→ **Dataset items**
— Start —

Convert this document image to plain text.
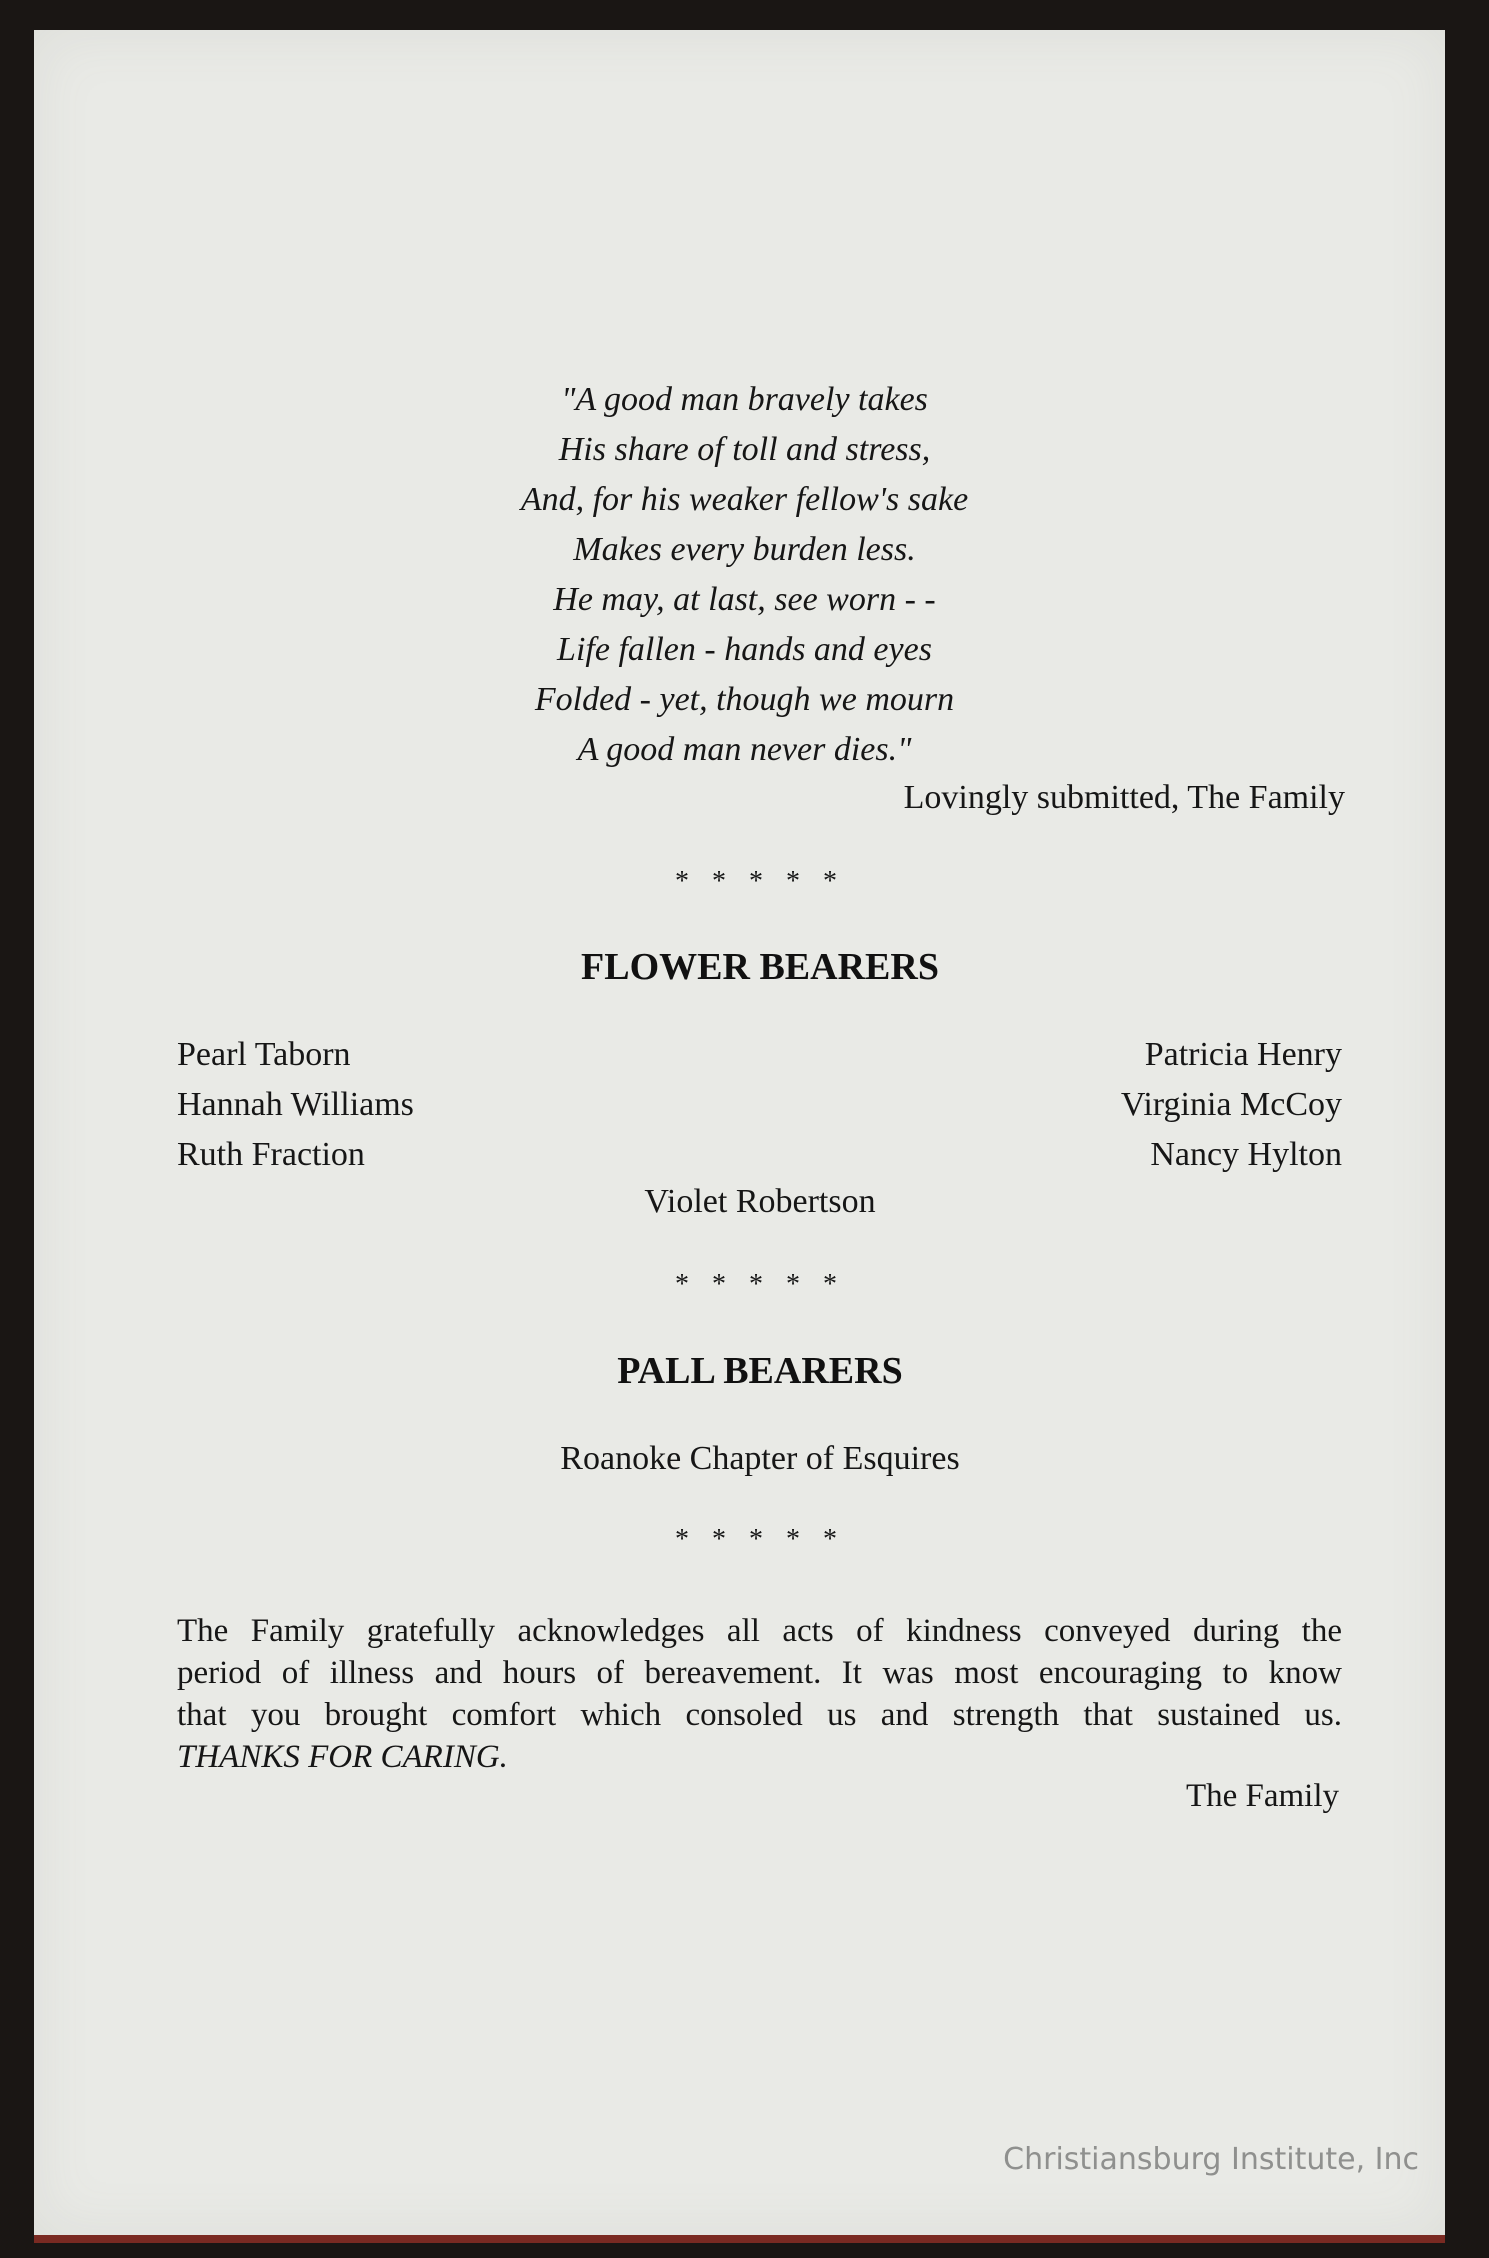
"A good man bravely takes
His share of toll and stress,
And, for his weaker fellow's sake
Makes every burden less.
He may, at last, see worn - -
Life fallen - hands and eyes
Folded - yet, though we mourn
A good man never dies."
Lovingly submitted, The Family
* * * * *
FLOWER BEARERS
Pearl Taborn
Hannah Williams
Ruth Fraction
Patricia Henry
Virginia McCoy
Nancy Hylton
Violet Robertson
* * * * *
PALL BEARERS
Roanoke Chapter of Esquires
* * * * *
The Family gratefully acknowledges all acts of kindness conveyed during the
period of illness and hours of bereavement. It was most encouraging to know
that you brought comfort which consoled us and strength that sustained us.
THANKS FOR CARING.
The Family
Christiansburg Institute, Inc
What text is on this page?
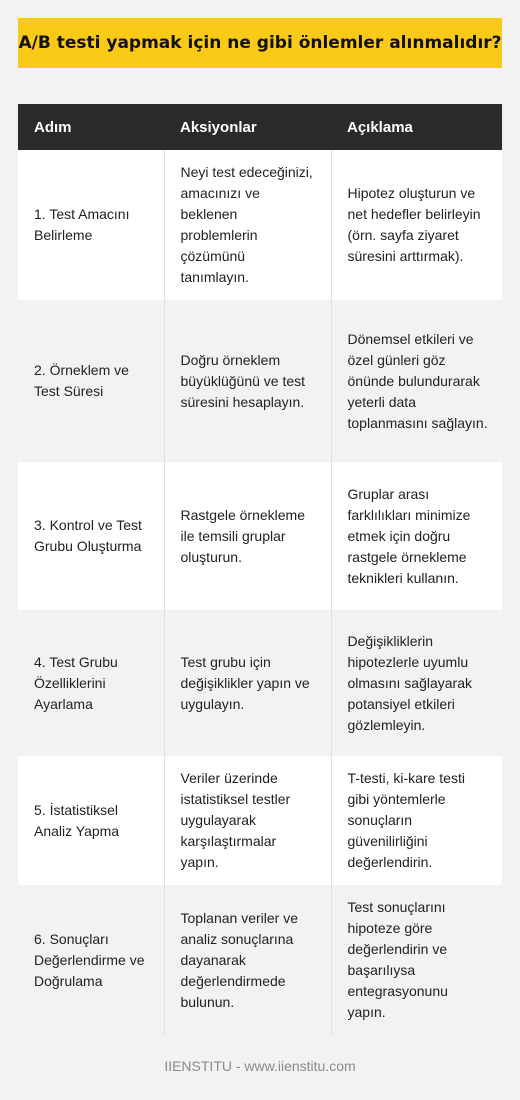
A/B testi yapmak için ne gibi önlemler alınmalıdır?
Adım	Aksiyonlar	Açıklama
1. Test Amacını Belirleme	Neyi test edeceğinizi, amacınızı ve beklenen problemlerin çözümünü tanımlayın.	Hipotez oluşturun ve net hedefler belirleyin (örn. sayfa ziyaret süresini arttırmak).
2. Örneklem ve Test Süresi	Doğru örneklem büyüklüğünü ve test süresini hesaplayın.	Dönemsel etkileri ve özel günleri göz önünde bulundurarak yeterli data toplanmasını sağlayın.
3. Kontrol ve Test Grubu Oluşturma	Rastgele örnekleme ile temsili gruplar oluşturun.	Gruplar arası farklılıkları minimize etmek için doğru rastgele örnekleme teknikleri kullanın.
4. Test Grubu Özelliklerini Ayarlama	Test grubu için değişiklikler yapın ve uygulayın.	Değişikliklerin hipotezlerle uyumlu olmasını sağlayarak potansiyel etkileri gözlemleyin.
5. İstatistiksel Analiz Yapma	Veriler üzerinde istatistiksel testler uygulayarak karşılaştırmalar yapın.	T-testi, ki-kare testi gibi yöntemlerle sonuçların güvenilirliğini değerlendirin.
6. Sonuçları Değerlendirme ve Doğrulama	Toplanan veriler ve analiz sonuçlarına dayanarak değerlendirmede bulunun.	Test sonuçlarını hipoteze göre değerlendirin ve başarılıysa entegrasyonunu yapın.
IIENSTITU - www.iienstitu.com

— End —

Pictures must be left out. Repeat exactly the lines from the one containing "What text is on this page?" through the final line of the data.

What text is on this page?
A/B testi yapmak için ne gibi önlemler alınmalıdır?
Adım	Aksiyonlar	Açıklama
1. Test Amacını Belirleme	Neyi test edeceğinizi, amacınızı ve beklenen problemlerin çözümünü tanımlayın.	Hipotez oluşturun ve net hedefler belirleyin (örn. sayfa ziyaret süresini arttırmak).
2. Örneklem ve Test Süresi	Doğru örneklem büyüklüğünü ve test süresini hesaplayın.	Dönemsel etkileri ve özel günleri göz önünde bulundurarak yeterli data toplanmasını sağlayın.
3. Kontrol ve Test Grubu Oluşturma	Rastgele örnekleme ile temsili gruplar oluşturun.	Gruplar arası farklılıkları minimize etmek için doğru rastgele örnekleme teknikleri kullanın.
4. Test Grubu Özelliklerini Ayarlama	Test grubu için değişiklikler yapın ve uygulayın.	Değişikliklerin hipotezlerle uyumlu olmasını sağlayarak potansiyel etkileri gözlemleyin.
5. İstatistiksel Analiz Yapma	Veriler üzerinde istatistiksel testler uygulayarak karşılaştırmalar yapın.	T-testi, ki-kare testi gibi yöntemlerle sonuçların güvenilirliğini değerlendirin.
6. Sonuçları Değerlendirme ve Doğrulama	Toplanan veriler ve analiz sonuçlarına dayanarak değerlendirmede bulunun.	Test sonuçlarını hipoteze göre değerlendirin ve başarılıysa entegrasyonunu yapın.
IIENSTITU - www.iienstitu.com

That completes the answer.